→ **Problem statement**
For each line below that includes the word "face", make a copy.

→ **Extracted data entries**
- - -

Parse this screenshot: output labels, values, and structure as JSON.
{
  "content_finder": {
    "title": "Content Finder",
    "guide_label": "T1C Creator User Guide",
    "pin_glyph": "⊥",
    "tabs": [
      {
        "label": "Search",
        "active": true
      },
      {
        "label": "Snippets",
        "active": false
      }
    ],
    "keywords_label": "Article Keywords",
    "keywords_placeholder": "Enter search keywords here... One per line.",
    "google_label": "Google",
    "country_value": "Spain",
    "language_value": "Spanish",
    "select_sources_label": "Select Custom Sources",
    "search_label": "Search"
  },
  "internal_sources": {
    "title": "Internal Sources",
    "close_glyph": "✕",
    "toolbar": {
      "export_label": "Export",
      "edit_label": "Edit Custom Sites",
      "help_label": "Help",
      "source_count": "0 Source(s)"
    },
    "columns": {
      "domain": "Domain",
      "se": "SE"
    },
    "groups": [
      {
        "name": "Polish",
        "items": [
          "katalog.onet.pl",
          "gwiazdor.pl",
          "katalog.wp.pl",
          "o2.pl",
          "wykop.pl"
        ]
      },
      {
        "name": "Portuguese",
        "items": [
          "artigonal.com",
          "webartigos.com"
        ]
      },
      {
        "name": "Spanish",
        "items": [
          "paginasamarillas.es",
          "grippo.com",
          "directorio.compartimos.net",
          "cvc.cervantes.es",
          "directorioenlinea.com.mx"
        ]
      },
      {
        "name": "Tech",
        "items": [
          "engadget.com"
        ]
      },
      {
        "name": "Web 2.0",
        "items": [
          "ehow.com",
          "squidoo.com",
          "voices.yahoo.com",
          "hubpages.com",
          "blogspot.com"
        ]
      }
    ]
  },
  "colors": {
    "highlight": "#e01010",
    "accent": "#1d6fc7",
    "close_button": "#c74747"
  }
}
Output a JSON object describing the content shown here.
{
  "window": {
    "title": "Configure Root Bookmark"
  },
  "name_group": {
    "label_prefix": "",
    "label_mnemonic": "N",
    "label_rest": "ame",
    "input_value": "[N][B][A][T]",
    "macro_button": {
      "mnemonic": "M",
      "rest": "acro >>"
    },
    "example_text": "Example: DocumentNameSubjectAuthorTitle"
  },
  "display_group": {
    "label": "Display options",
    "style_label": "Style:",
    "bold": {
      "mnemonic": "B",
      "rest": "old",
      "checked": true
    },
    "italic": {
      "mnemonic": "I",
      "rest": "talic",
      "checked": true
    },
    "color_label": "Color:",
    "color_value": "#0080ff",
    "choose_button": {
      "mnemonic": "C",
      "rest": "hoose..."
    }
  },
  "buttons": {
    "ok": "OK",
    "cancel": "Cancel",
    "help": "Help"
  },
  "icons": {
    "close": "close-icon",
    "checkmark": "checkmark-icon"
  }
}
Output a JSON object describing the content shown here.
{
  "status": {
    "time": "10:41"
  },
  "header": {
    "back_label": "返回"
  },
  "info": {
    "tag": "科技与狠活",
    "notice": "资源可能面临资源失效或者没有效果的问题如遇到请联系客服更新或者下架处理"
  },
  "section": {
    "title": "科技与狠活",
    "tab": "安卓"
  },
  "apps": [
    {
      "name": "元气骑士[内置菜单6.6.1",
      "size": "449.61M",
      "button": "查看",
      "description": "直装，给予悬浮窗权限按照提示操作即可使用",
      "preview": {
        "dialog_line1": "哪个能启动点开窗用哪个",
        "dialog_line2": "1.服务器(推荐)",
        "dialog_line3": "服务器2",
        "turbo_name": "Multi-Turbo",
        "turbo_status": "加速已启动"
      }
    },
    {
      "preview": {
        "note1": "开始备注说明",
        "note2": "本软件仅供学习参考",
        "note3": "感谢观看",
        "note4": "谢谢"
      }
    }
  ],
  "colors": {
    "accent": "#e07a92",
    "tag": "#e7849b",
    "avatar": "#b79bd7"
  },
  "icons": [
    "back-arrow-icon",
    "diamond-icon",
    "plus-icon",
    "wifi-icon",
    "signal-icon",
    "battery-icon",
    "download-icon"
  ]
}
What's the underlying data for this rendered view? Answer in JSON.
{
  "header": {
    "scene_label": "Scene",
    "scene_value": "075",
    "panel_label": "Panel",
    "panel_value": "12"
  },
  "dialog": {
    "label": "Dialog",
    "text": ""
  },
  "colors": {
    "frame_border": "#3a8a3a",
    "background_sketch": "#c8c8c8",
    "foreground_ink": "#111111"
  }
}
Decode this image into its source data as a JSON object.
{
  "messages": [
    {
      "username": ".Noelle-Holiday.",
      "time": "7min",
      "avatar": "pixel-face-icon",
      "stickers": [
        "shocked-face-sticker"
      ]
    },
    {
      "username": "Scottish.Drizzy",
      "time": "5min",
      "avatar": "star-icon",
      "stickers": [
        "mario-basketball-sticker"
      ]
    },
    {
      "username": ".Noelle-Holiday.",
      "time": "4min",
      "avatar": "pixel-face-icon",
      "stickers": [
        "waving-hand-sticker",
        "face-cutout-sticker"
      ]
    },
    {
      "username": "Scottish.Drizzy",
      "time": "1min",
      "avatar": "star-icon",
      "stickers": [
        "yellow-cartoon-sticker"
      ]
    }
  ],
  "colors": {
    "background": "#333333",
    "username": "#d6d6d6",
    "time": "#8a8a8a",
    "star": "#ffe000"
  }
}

- - -

→ **Written answer**
      "avatar": "pixel-face-icon",
        "shocked-face-sticker"
      "avatar": "pixel-face-icon",
        "face-cutout-sticker"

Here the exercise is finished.